**** Stored rows ****
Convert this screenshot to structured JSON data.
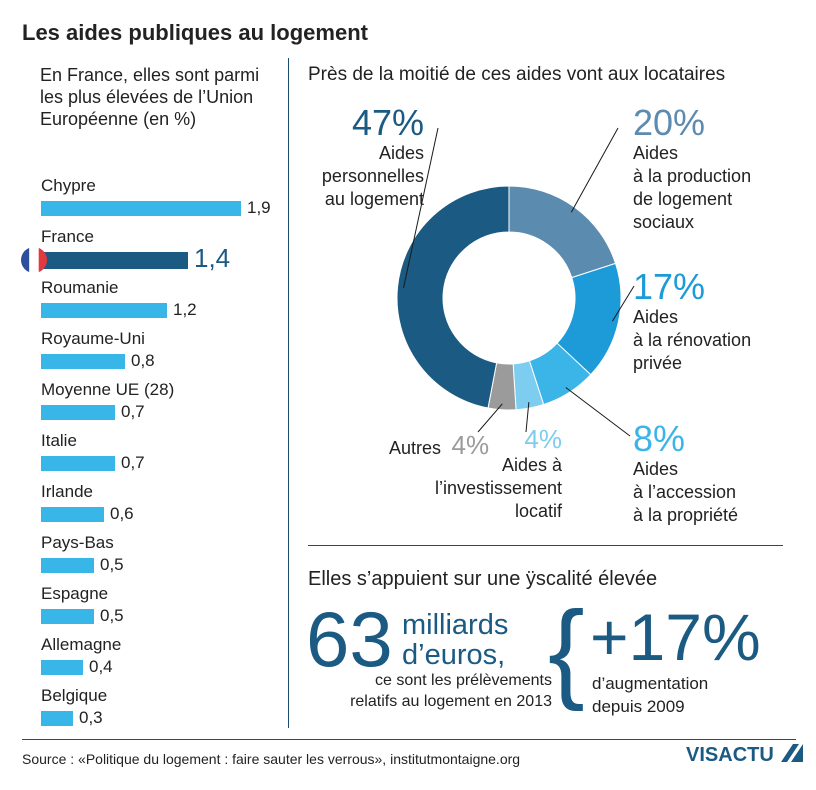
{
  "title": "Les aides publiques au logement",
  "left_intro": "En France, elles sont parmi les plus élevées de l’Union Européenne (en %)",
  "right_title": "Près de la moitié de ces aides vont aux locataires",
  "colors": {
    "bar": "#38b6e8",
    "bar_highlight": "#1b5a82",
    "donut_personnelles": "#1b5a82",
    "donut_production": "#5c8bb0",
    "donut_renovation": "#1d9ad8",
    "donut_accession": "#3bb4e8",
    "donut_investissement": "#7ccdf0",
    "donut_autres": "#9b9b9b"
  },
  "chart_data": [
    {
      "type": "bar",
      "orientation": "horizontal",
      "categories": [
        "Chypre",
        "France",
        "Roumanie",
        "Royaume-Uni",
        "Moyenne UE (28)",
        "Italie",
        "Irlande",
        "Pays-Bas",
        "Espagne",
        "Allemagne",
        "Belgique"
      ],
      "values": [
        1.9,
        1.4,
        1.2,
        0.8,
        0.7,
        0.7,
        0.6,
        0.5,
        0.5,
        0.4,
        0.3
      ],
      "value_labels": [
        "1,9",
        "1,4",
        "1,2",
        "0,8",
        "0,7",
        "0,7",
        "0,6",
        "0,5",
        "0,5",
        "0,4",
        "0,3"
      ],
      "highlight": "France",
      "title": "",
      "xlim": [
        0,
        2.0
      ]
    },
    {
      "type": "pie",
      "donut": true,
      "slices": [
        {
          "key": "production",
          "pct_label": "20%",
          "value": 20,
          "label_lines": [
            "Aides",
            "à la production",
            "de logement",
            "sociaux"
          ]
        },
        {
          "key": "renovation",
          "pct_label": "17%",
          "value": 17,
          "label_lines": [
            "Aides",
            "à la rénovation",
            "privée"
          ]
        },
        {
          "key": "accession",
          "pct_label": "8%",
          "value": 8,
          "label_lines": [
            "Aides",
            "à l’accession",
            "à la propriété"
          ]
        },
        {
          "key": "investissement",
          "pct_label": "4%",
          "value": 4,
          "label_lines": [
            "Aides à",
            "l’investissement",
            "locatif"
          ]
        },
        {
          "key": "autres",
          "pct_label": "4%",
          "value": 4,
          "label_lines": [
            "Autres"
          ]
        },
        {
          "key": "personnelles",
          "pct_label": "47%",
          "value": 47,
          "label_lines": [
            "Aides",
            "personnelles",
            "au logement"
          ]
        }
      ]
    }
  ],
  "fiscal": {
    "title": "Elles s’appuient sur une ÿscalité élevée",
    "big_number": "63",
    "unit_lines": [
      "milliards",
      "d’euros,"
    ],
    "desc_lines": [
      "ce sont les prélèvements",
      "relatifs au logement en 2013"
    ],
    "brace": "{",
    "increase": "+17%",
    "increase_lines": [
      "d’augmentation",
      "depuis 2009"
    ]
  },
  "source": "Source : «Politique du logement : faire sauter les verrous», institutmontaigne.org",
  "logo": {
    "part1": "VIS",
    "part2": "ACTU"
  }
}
****
**** Stored rows ****
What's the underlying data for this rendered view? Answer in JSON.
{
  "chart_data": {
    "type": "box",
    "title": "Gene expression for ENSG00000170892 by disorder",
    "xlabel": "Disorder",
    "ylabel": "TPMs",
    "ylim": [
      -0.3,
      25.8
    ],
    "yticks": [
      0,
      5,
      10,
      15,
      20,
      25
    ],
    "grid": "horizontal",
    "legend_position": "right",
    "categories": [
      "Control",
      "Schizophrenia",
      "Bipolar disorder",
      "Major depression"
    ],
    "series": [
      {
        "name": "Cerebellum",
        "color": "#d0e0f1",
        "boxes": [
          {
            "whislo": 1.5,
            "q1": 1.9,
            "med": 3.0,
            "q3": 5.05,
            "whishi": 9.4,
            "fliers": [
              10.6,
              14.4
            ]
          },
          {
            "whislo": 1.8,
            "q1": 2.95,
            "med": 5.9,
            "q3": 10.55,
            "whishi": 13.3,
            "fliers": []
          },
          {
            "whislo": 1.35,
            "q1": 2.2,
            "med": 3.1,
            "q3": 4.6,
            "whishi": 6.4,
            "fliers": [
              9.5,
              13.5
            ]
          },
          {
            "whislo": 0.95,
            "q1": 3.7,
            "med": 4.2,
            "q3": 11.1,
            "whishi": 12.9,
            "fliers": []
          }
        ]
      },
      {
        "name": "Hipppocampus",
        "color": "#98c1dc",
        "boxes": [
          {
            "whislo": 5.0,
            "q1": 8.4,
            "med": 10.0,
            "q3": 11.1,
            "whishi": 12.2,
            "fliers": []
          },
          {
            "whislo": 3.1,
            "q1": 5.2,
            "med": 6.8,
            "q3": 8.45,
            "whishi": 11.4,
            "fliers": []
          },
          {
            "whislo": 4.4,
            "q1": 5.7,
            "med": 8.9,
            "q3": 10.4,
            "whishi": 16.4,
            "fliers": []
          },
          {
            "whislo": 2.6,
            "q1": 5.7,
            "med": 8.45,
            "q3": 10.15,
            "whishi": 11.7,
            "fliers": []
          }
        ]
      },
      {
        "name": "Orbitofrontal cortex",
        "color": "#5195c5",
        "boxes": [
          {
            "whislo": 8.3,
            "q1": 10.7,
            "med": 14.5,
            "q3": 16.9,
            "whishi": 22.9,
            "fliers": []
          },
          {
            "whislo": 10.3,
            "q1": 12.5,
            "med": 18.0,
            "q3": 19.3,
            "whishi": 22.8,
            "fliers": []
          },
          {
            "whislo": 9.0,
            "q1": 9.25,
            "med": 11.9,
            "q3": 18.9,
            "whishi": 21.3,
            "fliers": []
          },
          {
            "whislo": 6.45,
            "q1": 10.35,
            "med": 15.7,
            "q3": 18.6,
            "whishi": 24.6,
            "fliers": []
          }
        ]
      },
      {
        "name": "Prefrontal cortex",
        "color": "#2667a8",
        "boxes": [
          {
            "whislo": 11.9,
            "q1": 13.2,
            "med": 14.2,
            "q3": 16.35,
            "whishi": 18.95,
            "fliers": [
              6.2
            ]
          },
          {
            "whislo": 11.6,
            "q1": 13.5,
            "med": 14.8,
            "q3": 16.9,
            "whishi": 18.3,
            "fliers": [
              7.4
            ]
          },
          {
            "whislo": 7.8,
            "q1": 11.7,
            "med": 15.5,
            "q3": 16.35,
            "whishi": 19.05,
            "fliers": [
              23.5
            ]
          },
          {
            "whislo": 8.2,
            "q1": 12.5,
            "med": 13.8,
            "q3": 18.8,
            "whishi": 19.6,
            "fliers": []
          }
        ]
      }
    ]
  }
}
****
**** Stored rows ****
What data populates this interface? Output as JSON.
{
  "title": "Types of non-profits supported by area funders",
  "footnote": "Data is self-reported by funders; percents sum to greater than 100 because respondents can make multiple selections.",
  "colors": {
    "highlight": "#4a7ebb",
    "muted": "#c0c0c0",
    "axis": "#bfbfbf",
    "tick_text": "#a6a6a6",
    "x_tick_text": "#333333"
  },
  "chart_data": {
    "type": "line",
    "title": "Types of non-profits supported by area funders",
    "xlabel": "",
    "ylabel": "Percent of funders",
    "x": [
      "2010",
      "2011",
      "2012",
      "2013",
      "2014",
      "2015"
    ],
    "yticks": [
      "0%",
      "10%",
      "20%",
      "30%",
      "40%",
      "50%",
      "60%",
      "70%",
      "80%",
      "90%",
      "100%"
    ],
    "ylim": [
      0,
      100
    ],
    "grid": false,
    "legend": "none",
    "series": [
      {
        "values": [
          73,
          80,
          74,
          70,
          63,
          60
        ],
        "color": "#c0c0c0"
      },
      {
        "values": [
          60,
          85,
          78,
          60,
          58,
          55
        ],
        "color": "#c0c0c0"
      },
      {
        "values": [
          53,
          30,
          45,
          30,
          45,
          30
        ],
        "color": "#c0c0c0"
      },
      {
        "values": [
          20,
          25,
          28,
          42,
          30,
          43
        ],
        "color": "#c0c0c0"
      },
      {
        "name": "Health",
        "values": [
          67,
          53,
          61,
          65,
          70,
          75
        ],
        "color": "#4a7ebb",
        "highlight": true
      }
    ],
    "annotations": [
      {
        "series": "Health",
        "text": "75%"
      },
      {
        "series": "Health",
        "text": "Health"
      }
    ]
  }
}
****
* **Work instructions**
Provide solely the number of lines in the data that include the word "name".

* **Output below**
5